Do this: Convert the data below into a two-column Markdown table headed "Row" and "Text", numbering each line and leaving out blank lines. Include only the lines from the one containing "- item-text: Increase" through the one containing "- timestamp-link[interactable]: 1:13: [132, 741, 156, 755]".
^^^^^^^^^^^^^^^^
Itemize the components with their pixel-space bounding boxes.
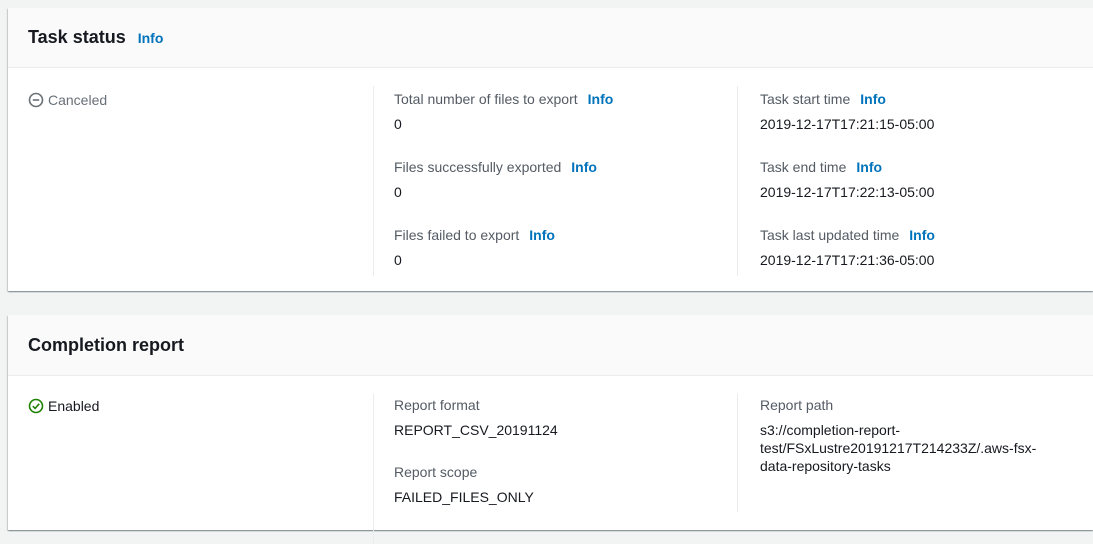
report-format-label: Report format	[394, 397, 480, 413]
report-format-value: REPORT_CSV_20191124	[394, 422, 558, 438]
updated-time-field: Task last updated time Info 2019-12-17T17…	[760, 225, 935, 269]
enabled-status: Enabled	[28, 398, 99, 414]
total-files-info-link[interactable]: Info	[588, 91, 614, 107]
task-status-panel: Task status Info Canceled Total number o…	[8, 8, 1093, 291]
report-path-field: Report path s3://completion-report- test…	[760, 395, 1036, 475]
start-time-value: 2019-12-17T17:21:15-05:00	[760, 116, 935, 132]
report-path-label: Report path	[760, 397, 834, 413]
updated-time-info-link[interactable]: Info	[909, 227, 935, 243]
check-circle-icon	[28, 398, 44, 414]
updated-time-label: Task last updated time Info	[760, 225, 935, 245]
report-path-line: s3://completion-report-	[760, 422, 901, 438]
report-path-value: s3://completion-report- test/FSxLustre20…	[760, 421, 1036, 475]
task-status-header: Task status Info	[8, 8, 1093, 68]
status-text: Enabled	[48, 398, 100, 414]
total-files-label-text: Total number of files to export	[394, 91, 578, 107]
task-status-title: Task status	[28, 27, 126, 47]
start-time-label: Task start time Info	[760, 89, 934, 109]
end-time-value: 2019-12-17T17:22:13-05:00	[760, 184, 935, 200]
completion-report-header: Completion report	[8, 315, 1093, 376]
end-time-label: Task end time Info	[760, 157, 934, 177]
success-files-label-text: Files successfully exported	[394, 159, 562, 175]
success-files-label: Files successfully exported Info	[394, 157, 597, 177]
completion-report-body: Enabled Report format REPORT_CSV_2019112…	[8, 376, 1093, 544]
task-status-body: Canceled Total number of files to export…	[8, 68, 1093, 290]
report-scope-field: Report scope FAILED_FILES_ONLY	[394, 462, 534, 506]
report-scope-value: FAILED_FILES_ONLY	[394, 489, 534, 505]
end-time-info-link[interactable]: Info	[856, 159, 882, 175]
failed-files-value: 0	[394, 252, 402, 268]
total-files-label: Total number of files to export Info	[394, 89, 613, 109]
end-time-label-text: Task end time	[760, 159, 847, 175]
success-files-info-link[interactable]: Info	[571, 159, 597, 175]
report-path-line: data-repository-tasks	[760, 458, 891, 474]
failed-files-info-link[interactable]: Info	[529, 227, 555, 243]
column-divider	[373, 394, 374, 544]
updated-time-label-text: Task last updated time	[760, 227, 900, 243]
task-status-info-link[interactable]: Info	[138, 30, 164, 46]
updated-time-value: 2019-12-17T17:21:36-05:00	[760, 252, 935, 268]
success-files-field: Files successfully exported Info 0	[394, 157, 597, 201]
column-divider	[737, 86, 738, 276]
total-files-field: Total number of files to export Info 0	[394, 89, 613, 133]
start-time-label-text: Task start time	[760, 91, 851, 107]
canceled-status: Canceled	[28, 92, 107, 108]
report-path-line: test/FSxLustre20191217T214233Z/.aws-fsx-	[760, 440, 1037, 456]
failed-files-label: Files failed to export Info	[394, 225, 555, 245]
report-scope-label: Report scope	[394, 464, 478, 480]
column-divider	[737, 394, 738, 512]
success-files-value: 0	[394, 184, 402, 200]
start-time-info-link[interactable]: Info	[860, 91, 886, 107]
total-files-value: 0	[394, 116, 402, 132]
column-divider	[373, 86, 374, 276]
status-text: Canceled	[48, 92, 108, 108]
failed-files-field: Files failed to export Info 0	[394, 225, 555, 269]
end-time-field: Task end time Info 2019-12-17T17:22:13-05…	[760, 157, 934, 201]
canceled-icon	[28, 92, 44, 108]
report-format-field: Report format REPORT_CSV_20191124	[394, 395, 558, 439]
start-time-field: Task start time Info 2019-12-17T17:21:15-…	[760, 89, 934, 133]
completion-report-panel: Completion report Enabled Report format …	[8, 315, 1093, 544]
completion-report-title: Completion report	[28, 334, 184, 355]
failed-files-label-text: Files failed to export	[394, 227, 520, 243]
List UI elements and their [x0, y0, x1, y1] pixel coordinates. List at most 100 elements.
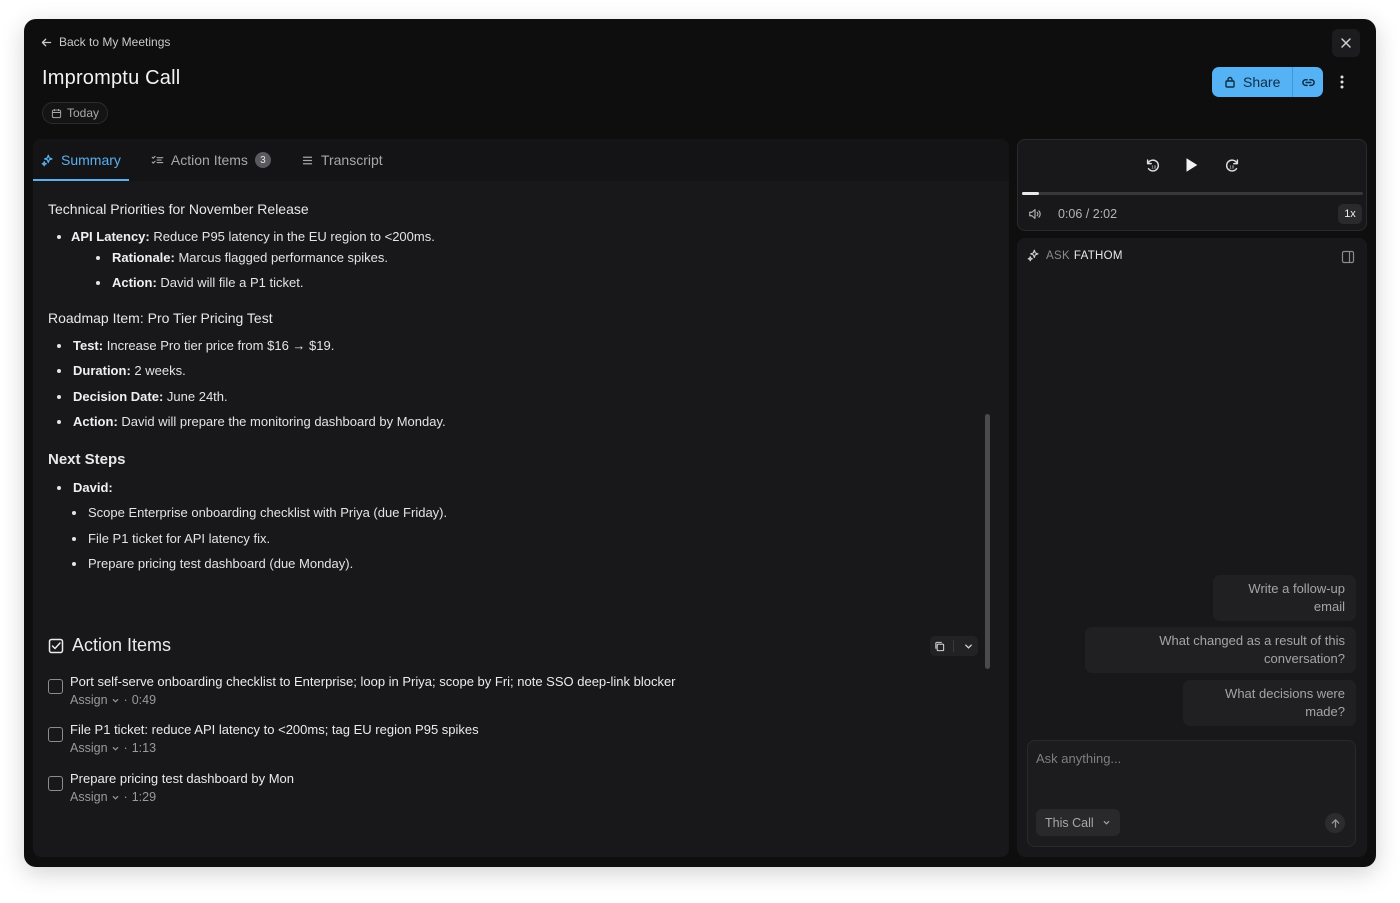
- item-text: Increase Pro tier price from $16 → $19.: [103, 337, 335, 353]
- meta-separator: ·: [123, 790, 128, 804]
- item-label: Rationale:: [112, 249, 175, 265]
- action-item-meta: Assign · 1:29: [70, 790, 156, 804]
- list-item: File P1 ticket for API latency fix.: [48, 526, 978, 552]
- copy-icon[interactable]: [934, 641, 945, 652]
- arrow-up-icon: [1331, 818, 1339, 828]
- tab-transcript[interactable]: Transcript: [293, 139, 391, 181]
- back-label: Back to My Meetings: [59, 35, 171, 49]
- action-item-checkbox[interactable]: [48, 776, 63, 791]
- checkbox-checked-icon: [48, 638, 64, 653]
- chevron-down-icon: [112, 698, 118, 703]
- arrow-left-icon: [41, 38, 52, 46]
- item-label: Decision Date:: [73, 388, 164, 404]
- bullet-list: David:: [48, 475, 978, 501]
- item-text: David will file a P1 ticket.: [156, 275, 304, 290]
- scope-label: This Call: [1045, 815, 1094, 830]
- timestamp-link[interactable]: 1:13: [132, 741, 156, 755]
- action-item-checkbox[interactable]: [48, 727, 63, 742]
- sub-bullet-list: Rationale: Marcus flagged performance sp…: [48, 245, 978, 296]
- tab-bar: Summary Action Items 3 Transcript: [33, 139, 1009, 181]
- play-button[interactable]: [1180, 154, 1202, 176]
- suggestion-chip[interactable]: What changed as a result of this convers…: [1085, 627, 1356, 673]
- action-item-meta: Assign · 0:49: [70, 693, 156, 707]
- svg-text:10: 10: [1151, 165, 1157, 170]
- suggestion-chip[interactable]: Write a follow-up email: [1213, 575, 1356, 621]
- close-button[interactable]: [1332, 29, 1360, 57]
- list-item: Action: David will prepare the monitorin…: [48, 409, 978, 435]
- list-item: Duration: 2 weeks.: [48, 358, 978, 384]
- item-label: David:: [73, 479, 113, 495]
- item-text: June 24th.: [163, 388, 228, 404]
- rewind-button[interactable]: 10: [1142, 154, 1164, 176]
- list-item: Prepare pricing test dashboard (due Mond…: [48, 551, 978, 577]
- action-item-text: File P1 ticket: reduce API latency to <2…: [70, 722, 479, 737]
- divider: [953, 640, 955, 652]
- tab-summary[interactable]: Summary: [33, 139, 129, 181]
- forward-10-icon: 10: [1225, 159, 1239, 172]
- item-label: Test:: [73, 337, 104, 353]
- action-items-title: Action Items: [72, 635, 172, 655]
- ask-label: ASK: [1046, 249, 1070, 262]
- playback-speed-button[interactable]: 1x: [1338, 204, 1362, 224]
- action-item-text: Port self-serve onboarding checklist to …: [70, 674, 676, 689]
- tab-transcript-label: Transcript: [320, 152, 383, 168]
- item-label: Action:: [112, 275, 157, 290]
- volume-icon[interactable]: [1028, 207, 1042, 221]
- suggestion-chip[interactable]: What decisions were made?: [1183, 680, 1356, 726]
- list-item: Rationale: Marcus flagged performance sp…: [48, 245, 978, 271]
- chevron-down-icon: [112, 746, 118, 751]
- back-to-meetings-link[interactable]: Back to My Meetings: [40, 35, 170, 49]
- main-panel: Summary Action Items 3 Transcript Techni…: [33, 139, 1009, 857]
- action-item-checkbox[interactable]: [48, 679, 63, 694]
- ask-fathom-title: ASK FATHOM: [1027, 249, 1123, 262]
- list-item: Scope Enterprise onboarding checklist wi…: [48, 500, 978, 526]
- sparkle-icon: [1027, 249, 1039, 262]
- meeting-window: Back to My Meetings Impromptu Call Today…: [24, 19, 1376, 867]
- svg-text:10: 10: [1229, 165, 1235, 170]
- timestamp-link[interactable]: 1:29: [132, 790, 156, 804]
- forward-button[interactable]: 10: [1221, 154, 1243, 176]
- assign-dropdown[interactable]: Assign: [70, 693, 120, 707]
- page-title: Impromptu Call: [42, 67, 181, 89]
- ask-input[interactable]: [1036, 751, 1346, 791]
- section-heading: Next Steps: [48, 450, 126, 468]
- checklist-icon: [151, 155, 164, 164]
- assign-label: Assign: [70, 790, 108, 804]
- play-icon: [1186, 158, 1198, 172]
- bullet-list: Test: Increase Pro tier price from $16 →…: [48, 333, 978, 435]
- close-icon: [1341, 38, 1351, 48]
- ask-input-box: This Call: [1027, 740, 1356, 847]
- scrollbar[interactable]: [985, 414, 990, 669]
- item-text: Scope Enterprise onboarding checklist wi…: [88, 505, 448, 520]
- chevron-down-icon: [1103, 821, 1109, 825]
- sidebar-toggle-icon[interactable]: [1341, 250, 1355, 264]
- playback-time: 0:06 / 2:02: [1058, 207, 1118, 221]
- item-text: 2 weeks.: [130, 363, 186, 378]
- action-items-header: Action Items: [48, 635, 171, 656]
- copy-link-button[interactable]: [1293, 67, 1323, 97]
- assign-dropdown[interactable]: Assign: [70, 790, 120, 804]
- rewind-10-icon: 10: [1146, 159, 1160, 172]
- list-item: Test: Increase Pro tier price from $16 →…: [48, 333, 978, 359]
- assign-label: Assign: [70, 693, 108, 707]
- lock-icon: [1225, 76, 1235, 88]
- action-items-count-badge: 3: [254, 152, 271, 168]
- more-options-button[interactable]: [1334, 72, 1350, 92]
- share-button[interactable]: Share: [1212, 67, 1294, 97]
- brand-label: FATHOM: [1073, 249, 1123, 262]
- section-heading: Roadmap Item: Pro Tier Pricing Test: [48, 309, 273, 326]
- assign-dropdown[interactable]: Assign: [70, 741, 120, 755]
- item-text: File P1 ticket for API latency fix.: [88, 530, 271, 546]
- lines-icon: [302, 156, 313, 164]
- summary-content: Technical Priorities for November Releas…: [48, 201, 978, 577]
- progress-bar[interactable]: [1022, 192, 1363, 195]
- ask-fathom-panel: ASK FATHOM Write a follow-up email What …: [1017, 238, 1367, 857]
- scope-dropdown[interactable]: This Call: [1036, 809, 1120, 836]
- timestamp-link[interactable]: 0:49: [132, 693, 156, 707]
- tab-action-items-label: Action Items: [170, 152, 248, 168]
- share-label: Share: [1243, 74, 1281, 90]
- date-chip-label: Today: [67, 106, 100, 120]
- send-button[interactable]: [1325, 813, 1345, 833]
- chevron-down-icon[interactable]: [963, 641, 974, 652]
- tab-action-items[interactable]: Action Items 3: [143, 139, 279, 181]
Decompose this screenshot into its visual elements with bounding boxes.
^^^^^^^^^^^^^^^^
Answer to the problem:
| Row | Text |
|---|---|
| 1 | - item-text: Increase Pro tier price from $16 → $19.: [103, 337, 335, 353] |
| 2 | - meta-separator: ·: [123, 790, 128, 804] |
| 3 | - item-label: Rationale:: [112, 249, 175, 265] |
| 4 | - action-item-meta: Assign · 1:29: [70, 790, 156, 804] |
| 5 | - list-item: File P1 ticket for API latency fix.: [48, 526, 978, 552] |
| 6 | - copy-icon[interactable]: [934, 641, 945, 652] |
| 7 | - arrow-up-icon: [1331, 818, 1339, 828] |
| 8 | - tab-transcript[interactable]: Transcript: [293, 139, 391, 181] |
| 9 | - back-label: Back to My Meetings: [59, 35, 171, 49] |
| 10 | - action-item-checkbox[interactable]: [48, 776, 63, 791] |
| 11 | - checkbox-checked-icon: [48, 638, 64, 653] |
| 12 | - chevron-down-icon: [112, 698, 118, 703] |
| 13 | - arrow-left-icon: [41, 38, 52, 46] |
| 14 | - item-label: Decision Date:: [73, 388, 164, 404] |
| 15 | - bullet-list: David:: [48, 475, 978, 501] |
| 16 | - item-text: David will file a P1 ticket.: [156, 275, 304, 290] |
| 17 | - scope-label: This Call: [1045, 815, 1094, 830] |
| 18 | - timestamp-link[interactable]: 1:13: [132, 741, 156, 755] |